▶ [WHAT YOU NEED TO DO]:
Please pull out every line that includes the string "NASDAQ".

▶ [RECORDED INFORMATION]:
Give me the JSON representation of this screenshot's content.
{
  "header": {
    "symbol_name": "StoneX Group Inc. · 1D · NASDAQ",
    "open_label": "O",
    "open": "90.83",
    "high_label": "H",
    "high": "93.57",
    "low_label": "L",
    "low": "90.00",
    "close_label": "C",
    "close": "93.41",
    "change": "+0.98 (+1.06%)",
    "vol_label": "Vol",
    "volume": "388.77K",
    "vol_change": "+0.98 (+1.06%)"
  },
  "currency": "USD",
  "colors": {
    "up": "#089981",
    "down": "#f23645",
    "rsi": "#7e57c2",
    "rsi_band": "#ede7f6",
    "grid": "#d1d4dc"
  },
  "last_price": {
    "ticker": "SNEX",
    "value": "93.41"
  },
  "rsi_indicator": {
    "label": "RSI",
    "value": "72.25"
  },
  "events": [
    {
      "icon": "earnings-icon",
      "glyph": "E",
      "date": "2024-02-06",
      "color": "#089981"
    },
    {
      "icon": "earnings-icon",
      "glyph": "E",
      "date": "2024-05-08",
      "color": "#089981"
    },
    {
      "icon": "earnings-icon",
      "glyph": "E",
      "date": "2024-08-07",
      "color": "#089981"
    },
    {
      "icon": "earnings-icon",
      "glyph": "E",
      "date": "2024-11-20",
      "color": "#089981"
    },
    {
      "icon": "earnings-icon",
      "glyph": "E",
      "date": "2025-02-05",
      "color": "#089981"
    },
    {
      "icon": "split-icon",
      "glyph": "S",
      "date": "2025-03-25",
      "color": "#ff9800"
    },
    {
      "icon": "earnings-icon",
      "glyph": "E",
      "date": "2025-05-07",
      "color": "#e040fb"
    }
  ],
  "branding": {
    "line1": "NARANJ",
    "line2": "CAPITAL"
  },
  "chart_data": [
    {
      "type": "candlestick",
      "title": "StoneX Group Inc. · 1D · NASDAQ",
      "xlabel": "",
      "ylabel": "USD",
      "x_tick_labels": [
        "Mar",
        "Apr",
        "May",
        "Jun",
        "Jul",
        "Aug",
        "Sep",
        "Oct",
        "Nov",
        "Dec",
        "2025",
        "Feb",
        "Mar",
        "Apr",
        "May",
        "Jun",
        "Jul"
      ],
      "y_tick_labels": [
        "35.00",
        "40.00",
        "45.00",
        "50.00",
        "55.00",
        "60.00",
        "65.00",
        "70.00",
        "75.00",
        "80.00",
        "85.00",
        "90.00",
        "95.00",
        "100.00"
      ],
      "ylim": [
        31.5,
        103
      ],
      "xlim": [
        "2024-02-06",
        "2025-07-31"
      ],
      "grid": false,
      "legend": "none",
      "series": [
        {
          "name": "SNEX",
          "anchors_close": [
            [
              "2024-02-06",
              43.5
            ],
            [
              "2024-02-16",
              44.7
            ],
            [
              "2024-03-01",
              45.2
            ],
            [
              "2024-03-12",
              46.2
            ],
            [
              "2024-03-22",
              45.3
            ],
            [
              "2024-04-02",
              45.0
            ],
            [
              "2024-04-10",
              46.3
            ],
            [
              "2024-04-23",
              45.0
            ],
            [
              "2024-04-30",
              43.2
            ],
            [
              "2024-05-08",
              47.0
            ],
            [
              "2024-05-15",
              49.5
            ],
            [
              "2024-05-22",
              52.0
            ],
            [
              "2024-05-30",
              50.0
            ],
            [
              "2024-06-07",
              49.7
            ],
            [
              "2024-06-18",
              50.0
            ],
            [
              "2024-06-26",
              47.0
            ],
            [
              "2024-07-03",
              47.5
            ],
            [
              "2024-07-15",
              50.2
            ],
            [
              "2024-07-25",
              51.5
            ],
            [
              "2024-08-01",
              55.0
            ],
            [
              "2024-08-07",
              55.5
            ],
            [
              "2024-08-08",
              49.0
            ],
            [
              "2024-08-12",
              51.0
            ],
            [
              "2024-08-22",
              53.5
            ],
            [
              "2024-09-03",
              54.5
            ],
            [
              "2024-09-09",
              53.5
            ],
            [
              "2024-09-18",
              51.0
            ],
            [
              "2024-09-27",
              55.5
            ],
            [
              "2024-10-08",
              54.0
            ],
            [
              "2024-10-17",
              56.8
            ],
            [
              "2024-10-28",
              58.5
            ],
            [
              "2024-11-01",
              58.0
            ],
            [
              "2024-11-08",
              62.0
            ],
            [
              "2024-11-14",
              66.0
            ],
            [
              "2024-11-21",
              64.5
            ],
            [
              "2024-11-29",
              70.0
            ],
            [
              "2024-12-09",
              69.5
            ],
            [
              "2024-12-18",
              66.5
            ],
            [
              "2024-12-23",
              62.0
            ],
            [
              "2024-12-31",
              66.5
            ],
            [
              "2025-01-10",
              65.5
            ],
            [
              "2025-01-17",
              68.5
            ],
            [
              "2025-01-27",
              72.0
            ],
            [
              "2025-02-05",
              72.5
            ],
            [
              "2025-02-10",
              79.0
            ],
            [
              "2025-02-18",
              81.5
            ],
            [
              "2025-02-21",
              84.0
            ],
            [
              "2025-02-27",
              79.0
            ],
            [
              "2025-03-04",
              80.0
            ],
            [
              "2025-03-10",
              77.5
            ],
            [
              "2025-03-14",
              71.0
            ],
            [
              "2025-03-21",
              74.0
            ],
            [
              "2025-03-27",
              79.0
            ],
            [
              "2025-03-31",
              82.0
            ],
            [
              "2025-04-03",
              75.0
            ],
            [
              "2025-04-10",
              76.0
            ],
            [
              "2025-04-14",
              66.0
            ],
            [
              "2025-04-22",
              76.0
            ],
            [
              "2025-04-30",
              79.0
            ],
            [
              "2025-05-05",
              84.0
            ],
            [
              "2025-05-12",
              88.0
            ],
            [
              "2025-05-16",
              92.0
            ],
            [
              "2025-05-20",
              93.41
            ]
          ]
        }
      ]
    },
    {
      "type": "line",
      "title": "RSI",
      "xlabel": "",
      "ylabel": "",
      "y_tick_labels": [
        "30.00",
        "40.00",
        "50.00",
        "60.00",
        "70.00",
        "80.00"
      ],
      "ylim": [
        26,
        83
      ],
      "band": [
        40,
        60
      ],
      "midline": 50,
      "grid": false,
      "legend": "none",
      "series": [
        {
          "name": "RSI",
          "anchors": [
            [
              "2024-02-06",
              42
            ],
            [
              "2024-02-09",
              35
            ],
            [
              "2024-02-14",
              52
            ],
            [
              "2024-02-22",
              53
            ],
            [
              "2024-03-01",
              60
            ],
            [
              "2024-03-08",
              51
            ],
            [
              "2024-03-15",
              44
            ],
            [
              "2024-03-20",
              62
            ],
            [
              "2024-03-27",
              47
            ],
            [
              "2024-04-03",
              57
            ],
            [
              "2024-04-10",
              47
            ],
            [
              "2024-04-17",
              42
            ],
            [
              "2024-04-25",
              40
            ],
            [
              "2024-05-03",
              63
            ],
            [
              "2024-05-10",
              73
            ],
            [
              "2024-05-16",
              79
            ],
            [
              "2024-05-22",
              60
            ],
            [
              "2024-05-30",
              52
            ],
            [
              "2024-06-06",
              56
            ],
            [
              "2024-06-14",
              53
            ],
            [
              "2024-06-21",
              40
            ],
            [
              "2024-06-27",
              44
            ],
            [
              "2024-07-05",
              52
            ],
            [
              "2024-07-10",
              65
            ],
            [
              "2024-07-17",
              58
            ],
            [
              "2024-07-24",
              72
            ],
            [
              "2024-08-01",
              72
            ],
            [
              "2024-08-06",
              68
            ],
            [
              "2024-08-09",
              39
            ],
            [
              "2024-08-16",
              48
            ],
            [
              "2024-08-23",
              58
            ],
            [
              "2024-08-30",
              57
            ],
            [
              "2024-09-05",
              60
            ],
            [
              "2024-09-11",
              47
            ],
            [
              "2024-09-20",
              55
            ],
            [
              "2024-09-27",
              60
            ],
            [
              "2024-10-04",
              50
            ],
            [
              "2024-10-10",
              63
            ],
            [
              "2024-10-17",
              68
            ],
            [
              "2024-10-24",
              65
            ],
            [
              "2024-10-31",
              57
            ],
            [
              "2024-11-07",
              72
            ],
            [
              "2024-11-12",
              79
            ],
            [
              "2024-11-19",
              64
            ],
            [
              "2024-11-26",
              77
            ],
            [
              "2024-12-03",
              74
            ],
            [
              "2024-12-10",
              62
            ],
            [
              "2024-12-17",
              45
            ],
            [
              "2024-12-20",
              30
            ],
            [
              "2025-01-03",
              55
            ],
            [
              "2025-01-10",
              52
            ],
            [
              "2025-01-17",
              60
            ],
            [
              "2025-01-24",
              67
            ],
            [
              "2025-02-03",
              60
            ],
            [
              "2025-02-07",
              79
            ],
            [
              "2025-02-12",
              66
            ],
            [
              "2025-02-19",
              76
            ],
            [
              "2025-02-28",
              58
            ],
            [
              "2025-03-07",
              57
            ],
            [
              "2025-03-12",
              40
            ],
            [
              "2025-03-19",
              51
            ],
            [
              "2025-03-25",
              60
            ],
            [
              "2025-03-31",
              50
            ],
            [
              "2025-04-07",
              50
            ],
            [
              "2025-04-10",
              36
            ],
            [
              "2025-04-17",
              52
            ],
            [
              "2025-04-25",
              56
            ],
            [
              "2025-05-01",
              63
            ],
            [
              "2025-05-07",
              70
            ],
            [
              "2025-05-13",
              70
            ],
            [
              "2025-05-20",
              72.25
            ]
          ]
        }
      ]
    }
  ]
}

▶ [RESPONSE]:
    "symbol_name": "StoneX Group Inc. · 1D · NASDAQ",
      "title": "StoneX Group Inc. · 1D · NASDAQ",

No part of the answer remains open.